* Work to be completed
Find the lines of data that contain the string "JSON", then list them.

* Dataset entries

>> Begin

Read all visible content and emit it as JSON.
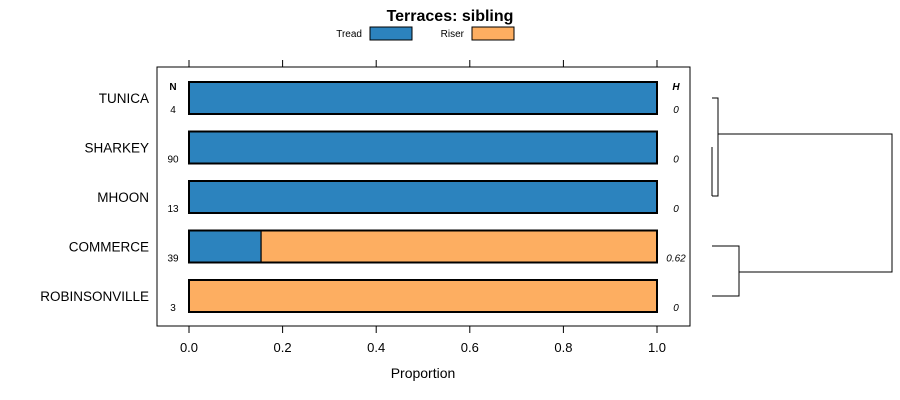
{
  "chart_data": {
    "type": "bar",
    "stacked": true,
    "orientation": "horizontal",
    "title": "Terraces: sibling",
    "xlabel": "Proportion",
    "ylabel": "",
    "xlim": [
      0,
      1
    ],
    "x_ticks": [
      "0.0",
      "0.2",
      "0.4",
      "0.6",
      "0.8",
      "1.0"
    ],
    "legend_position": "top",
    "categories": [
      "TUNICA",
      "SHARKEY",
      "MHOON",
      "COMMERCE",
      "ROBINSONVILLE"
    ],
    "series": [
      {
        "name": "Tread",
        "color": "#2c83be",
        "values": [
          1.0,
          1.0,
          1.0,
          0.154,
          0.0
        ]
      },
      {
        "name": "Riser",
        "color": "#fdae61",
        "values": [
          0.0,
          0.0,
          0.0,
          0.846,
          1.0
        ]
      }
    ],
    "n_header": "N",
    "n_values": [
      "4",
      "90",
      "13",
      "39",
      "3"
    ],
    "h_header": "H",
    "h_values": [
      "0",
      "0",
      "0",
      "0.62",
      "0"
    ],
    "dendrogram": true
  }
}
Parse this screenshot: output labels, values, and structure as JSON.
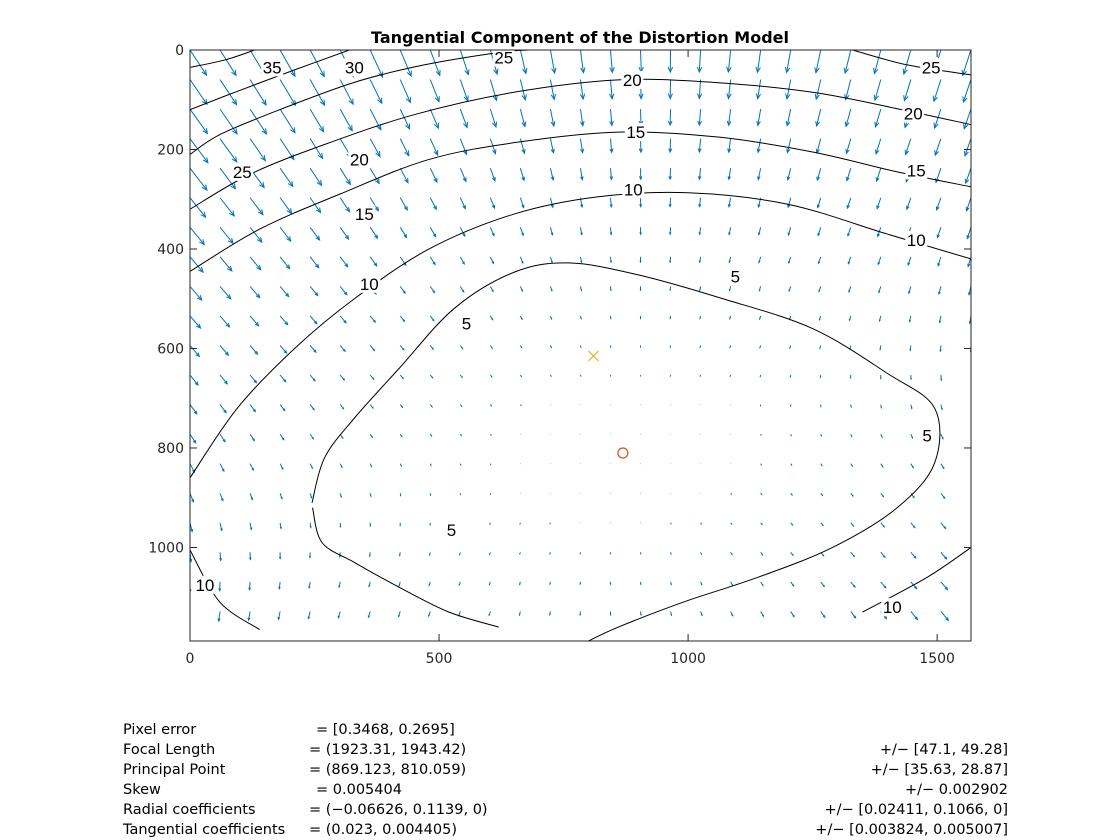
{
  "chart_data": {
    "type": "contour",
    "title": "Tangential Component of the Distortion Model",
    "xlabel": "",
    "ylabel": "",
    "xlim": [
      0,
      1568
    ],
    "ylim": [
      0,
      1188
    ],
    "y_reversed": true,
    "x_ticks": [
      0,
      500,
      1000,
      1500
    ],
    "y_ticks": [
      0,
      200,
      400,
      600,
      800,
      1000
    ],
    "grid": false,
    "box": true,
    "contour_color": "#000000",
    "quiver_color": "#0072BD",
    "contour_levels": [
      {
        "level": 5,
        "label_points": [
          [
            555,
            550
          ],
          [
            1095,
            455
          ],
          [
            1480,
            775
          ],
          [
            525,
            965
          ]
        ],
        "path": [
          [
            245,
            910
          ],
          [
            270,
            820
          ],
          [
            330,
            740
          ],
          [
            420,
            640
          ],
          [
            530,
            520
          ],
          [
            650,
            447
          ],
          [
            760,
            428
          ],
          [
            900,
            452
          ],
          [
            1070,
            500
          ],
          [
            1250,
            560
          ],
          [
            1400,
            650
          ],
          [
            1495,
            720
          ],
          [
            1495,
            830
          ],
          [
            1420,
            920
          ],
          [
            1290,
            1000
          ],
          [
            1140,
            1060
          ],
          [
            990,
            1110
          ],
          [
            860,
            1160
          ],
          [
            800,
            1188
          ]
        ]
      },
      {
        "level": 5,
        "path": [
          [
            246,
            920
          ],
          [
            265,
            990
          ],
          [
            330,
            1030
          ],
          [
            420,
            1080
          ],
          [
            520,
            1130
          ],
          [
            620,
            1160
          ]
        ]
      },
      {
        "level": 10,
        "label_points": [
          [
            360,
            470
          ],
          [
            890,
            280
          ],
          [
            1458,
            382
          ],
          [
            30,
            1075
          ],
          [
            1410,
            1120
          ]
        ],
        "path": [
          [
            0,
            860
          ],
          [
            95,
            720
          ],
          [
            210,
            600
          ],
          [
            330,
            500
          ],
          [
            480,
            400
          ],
          [
            650,
            330
          ],
          [
            820,
            295
          ],
          [
            1000,
            287
          ],
          [
            1200,
            310
          ],
          [
            1400,
            370
          ],
          [
            1568,
            420
          ]
        ]
      },
      {
        "level": 10,
        "path": [
          [
            0,
            1005
          ],
          [
            60,
            1110
          ],
          [
            140,
            1165
          ]
        ]
      },
      {
        "level": 10,
        "path": [
          [
            1568,
            1000
          ],
          [
            1480,
            1060
          ],
          [
            1350,
            1130
          ]
        ]
      },
      {
        "level": 15,
        "label_points": [
          [
            350,
            330
          ],
          [
            895,
            165
          ],
          [
            1458,
            242
          ]
        ],
        "path": [
          [
            0,
            445
          ],
          [
            140,
            360
          ],
          [
            300,
            290
          ],
          [
            480,
            220
          ],
          [
            660,
            185
          ],
          [
            860,
            165
          ],
          [
            1060,
            175
          ],
          [
            1250,
            205
          ],
          [
            1420,
            245
          ],
          [
            1568,
            275
          ]
        ]
      },
      {
        "level": 20,
        "label_points": [
          [
            340,
            220
          ],
          [
            888,
            60
          ],
          [
            1452,
            128
          ]
        ],
        "path": [
          [
            0,
            320
          ],
          [
            120,
            250
          ],
          [
            270,
            190
          ],
          [
            450,
            130
          ],
          [
            650,
            85
          ],
          [
            860,
            60
          ],
          [
            1050,
            65
          ],
          [
            1250,
            85
          ],
          [
            1420,
            118
          ],
          [
            1568,
            150
          ]
        ]
      },
      {
        "level": 25,
        "label_points": [
          [
            105,
            245
          ],
          [
            630,
            15
          ],
          [
            1488,
            35
          ]
        ],
        "path": [
          [
            0,
            210
          ],
          [
            60,
            170
          ],
          [
            180,
            120
          ],
          [
            330,
            65
          ],
          [
            470,
            30
          ],
          [
            620,
            5
          ],
          [
            680,
            0
          ]
        ]
      },
      {
        "level": 25,
        "path": [
          [
            1330,
            0
          ],
          [
            1440,
            30
          ],
          [
            1568,
            50
          ]
        ]
      },
      {
        "level": 30,
        "label_points": [
          [
            330,
            35
          ]
        ],
        "path": [
          [
            0,
            120
          ],
          [
            90,
            85
          ],
          [
            210,
            40
          ],
          [
            320,
            0
          ]
        ]
      },
      {
        "level": 35,
        "label_points": [
          [
            165,
            35
          ]
        ],
        "path": [
          [
            0,
            35
          ],
          [
            70,
            20
          ],
          [
            130,
            0
          ]
        ]
      }
    ],
    "quiver_grid": {
      "x_start": 0,
      "x_step": 60.3,
      "x_count": 27,
      "y_start": 0,
      "y_step": 59.4,
      "y_count": 21
    },
    "principal_point": {
      "x": 869.123,
      "y": 810.059,
      "marker": "o",
      "color": "#D95319"
    },
    "image_center": {
      "x": 810,
      "y": 615,
      "marker": "x",
      "color": "#EDB120"
    }
  },
  "stats": [
    {
      "label": "Pixel error",
      "value": "= [0.3468, 0.2695]",
      "error": ""
    },
    {
      "label": "Focal Length",
      "value": "= (1923.31, 1943.42)",
      "error": "+/− [47.1, 49.28]"
    },
    {
      "label": "Principal Point",
      "value": "= (869.123, 810.059)",
      "error": "+/− [35.63, 28.87]"
    },
    {
      "label": "Skew",
      "value": "= 0.005404",
      "error": "+/− 0.002902"
    },
    {
      "label": "Radial coefficients",
      "value": "= (−0.06626, 0.1139, 0)",
      "error": "+/− [0.02411, 0.1066, 0]"
    },
    {
      "label": "Tangential coefficients",
      "value": "= (0.023, 0.004405)",
      "error": "+/− [0.003824, 0.005007]"
    }
  ]
}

>> End

* Reply
Read all visible content and emit it as JSON.
Parse this screenshot: output labels, values, and structure as JSON.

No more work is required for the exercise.